Exercise description:
Find the lines with "title" in them and copy them out.

Data supplied:
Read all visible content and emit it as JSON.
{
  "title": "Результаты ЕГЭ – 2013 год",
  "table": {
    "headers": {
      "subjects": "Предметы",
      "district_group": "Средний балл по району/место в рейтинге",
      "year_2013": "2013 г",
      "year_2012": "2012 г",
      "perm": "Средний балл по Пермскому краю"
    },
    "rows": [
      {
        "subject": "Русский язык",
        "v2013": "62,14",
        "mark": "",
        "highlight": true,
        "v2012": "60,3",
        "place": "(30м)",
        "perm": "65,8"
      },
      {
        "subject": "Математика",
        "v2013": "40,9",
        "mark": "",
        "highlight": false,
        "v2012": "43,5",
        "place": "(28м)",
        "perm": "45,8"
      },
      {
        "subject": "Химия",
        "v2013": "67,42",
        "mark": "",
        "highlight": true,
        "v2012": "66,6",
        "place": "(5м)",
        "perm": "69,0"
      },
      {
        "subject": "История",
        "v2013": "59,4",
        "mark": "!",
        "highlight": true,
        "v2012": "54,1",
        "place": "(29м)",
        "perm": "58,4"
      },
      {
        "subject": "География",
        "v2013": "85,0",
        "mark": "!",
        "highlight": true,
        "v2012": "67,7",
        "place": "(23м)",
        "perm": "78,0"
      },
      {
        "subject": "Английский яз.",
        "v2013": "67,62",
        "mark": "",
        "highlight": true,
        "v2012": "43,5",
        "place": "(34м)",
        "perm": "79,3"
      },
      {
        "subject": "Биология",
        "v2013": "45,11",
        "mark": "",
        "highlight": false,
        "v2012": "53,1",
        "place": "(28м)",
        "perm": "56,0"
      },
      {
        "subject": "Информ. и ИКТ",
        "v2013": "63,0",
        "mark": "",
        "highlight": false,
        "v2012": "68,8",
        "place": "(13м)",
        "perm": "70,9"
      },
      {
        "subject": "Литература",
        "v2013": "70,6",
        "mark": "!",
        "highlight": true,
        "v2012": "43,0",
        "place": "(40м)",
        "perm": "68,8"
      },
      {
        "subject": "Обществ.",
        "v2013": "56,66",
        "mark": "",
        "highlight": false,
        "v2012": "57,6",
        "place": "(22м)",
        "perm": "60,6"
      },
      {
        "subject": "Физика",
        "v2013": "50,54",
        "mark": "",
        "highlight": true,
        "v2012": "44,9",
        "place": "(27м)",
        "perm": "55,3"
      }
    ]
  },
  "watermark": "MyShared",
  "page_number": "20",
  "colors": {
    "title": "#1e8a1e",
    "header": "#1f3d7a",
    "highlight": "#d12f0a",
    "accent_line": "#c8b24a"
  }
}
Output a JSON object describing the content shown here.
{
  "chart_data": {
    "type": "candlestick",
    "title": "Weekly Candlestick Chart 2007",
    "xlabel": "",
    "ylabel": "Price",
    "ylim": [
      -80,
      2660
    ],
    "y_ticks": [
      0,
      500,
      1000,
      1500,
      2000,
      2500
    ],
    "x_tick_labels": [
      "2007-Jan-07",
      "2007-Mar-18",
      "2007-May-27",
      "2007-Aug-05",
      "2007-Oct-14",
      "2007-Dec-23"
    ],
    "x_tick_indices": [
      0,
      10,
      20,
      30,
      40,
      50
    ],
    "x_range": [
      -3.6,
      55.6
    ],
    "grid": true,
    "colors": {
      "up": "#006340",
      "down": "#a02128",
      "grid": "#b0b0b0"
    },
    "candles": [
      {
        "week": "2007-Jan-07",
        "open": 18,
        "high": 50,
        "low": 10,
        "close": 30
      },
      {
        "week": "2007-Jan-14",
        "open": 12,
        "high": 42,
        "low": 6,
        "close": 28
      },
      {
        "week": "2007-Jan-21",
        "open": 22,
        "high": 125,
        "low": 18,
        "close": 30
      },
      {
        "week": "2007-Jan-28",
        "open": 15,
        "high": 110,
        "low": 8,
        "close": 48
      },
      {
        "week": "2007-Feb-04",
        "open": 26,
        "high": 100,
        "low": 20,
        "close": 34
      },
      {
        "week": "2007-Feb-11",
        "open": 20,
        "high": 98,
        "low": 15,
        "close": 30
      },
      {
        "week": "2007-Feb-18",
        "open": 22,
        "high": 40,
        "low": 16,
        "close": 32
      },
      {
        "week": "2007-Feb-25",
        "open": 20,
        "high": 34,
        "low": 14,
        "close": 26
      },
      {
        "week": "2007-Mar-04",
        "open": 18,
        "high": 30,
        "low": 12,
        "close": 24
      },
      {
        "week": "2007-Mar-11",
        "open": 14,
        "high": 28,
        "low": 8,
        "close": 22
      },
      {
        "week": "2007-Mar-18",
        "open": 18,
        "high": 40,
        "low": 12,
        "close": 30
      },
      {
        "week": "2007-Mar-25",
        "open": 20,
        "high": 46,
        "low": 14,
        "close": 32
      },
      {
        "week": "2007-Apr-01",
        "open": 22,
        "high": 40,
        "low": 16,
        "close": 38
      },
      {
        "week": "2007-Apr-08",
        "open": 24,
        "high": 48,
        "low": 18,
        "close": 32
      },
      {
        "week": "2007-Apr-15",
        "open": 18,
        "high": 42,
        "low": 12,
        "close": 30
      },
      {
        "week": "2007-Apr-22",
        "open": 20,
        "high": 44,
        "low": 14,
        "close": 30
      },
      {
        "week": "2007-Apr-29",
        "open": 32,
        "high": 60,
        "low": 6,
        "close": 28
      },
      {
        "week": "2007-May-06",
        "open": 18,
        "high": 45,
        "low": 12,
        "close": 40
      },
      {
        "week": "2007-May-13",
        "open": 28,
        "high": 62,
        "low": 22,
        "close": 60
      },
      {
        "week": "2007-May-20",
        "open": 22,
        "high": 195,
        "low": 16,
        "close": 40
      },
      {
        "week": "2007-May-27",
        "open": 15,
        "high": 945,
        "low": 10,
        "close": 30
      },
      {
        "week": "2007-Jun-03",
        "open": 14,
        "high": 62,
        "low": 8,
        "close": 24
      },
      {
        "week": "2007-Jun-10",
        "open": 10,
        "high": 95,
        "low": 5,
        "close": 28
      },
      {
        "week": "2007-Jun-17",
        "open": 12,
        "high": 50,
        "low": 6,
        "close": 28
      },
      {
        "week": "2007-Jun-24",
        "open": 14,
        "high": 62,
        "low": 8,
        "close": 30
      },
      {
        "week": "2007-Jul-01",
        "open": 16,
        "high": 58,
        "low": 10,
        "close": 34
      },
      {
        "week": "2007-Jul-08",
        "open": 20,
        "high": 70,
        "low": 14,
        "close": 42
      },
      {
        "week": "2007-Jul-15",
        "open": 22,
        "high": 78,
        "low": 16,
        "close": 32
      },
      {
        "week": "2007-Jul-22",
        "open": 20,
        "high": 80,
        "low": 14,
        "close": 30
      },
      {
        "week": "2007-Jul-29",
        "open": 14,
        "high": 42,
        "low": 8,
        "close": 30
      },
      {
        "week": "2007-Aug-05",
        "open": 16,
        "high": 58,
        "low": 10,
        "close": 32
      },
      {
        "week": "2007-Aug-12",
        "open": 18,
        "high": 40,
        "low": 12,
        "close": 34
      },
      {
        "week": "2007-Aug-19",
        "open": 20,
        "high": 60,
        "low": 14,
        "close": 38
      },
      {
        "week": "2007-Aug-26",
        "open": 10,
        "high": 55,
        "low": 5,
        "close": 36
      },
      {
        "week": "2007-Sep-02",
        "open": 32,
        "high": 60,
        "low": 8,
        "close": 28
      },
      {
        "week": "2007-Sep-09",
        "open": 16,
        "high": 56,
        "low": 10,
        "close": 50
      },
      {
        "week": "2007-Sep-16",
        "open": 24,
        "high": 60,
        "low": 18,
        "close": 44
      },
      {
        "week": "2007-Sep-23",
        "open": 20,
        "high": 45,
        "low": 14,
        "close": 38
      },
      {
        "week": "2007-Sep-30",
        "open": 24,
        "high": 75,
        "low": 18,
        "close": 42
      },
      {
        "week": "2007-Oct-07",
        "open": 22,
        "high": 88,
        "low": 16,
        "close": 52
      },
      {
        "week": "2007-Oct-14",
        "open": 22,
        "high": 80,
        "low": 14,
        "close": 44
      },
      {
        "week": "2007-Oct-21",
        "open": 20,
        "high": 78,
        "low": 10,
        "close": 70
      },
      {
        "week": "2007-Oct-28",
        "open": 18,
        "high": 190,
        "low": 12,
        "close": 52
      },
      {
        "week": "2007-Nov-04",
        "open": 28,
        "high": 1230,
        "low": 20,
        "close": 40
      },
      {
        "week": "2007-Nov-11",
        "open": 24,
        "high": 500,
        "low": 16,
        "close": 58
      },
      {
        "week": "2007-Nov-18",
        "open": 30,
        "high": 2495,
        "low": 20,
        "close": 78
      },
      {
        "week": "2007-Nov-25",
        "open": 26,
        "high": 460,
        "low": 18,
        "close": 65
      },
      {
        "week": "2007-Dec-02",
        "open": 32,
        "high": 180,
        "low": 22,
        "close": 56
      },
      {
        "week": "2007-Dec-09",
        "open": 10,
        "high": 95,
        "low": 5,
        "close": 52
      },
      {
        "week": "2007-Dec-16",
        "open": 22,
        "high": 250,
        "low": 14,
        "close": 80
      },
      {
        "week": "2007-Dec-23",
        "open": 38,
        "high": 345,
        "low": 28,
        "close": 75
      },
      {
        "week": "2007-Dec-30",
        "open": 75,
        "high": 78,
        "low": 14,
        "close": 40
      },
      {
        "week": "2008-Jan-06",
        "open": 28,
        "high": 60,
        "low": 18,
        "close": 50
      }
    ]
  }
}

Answer to this task:
  "title": "Результаты ЕГЭ – 2013 год",
    "title": "#1e8a1e",
    "title": "Weekly Candlestick Chart 2007",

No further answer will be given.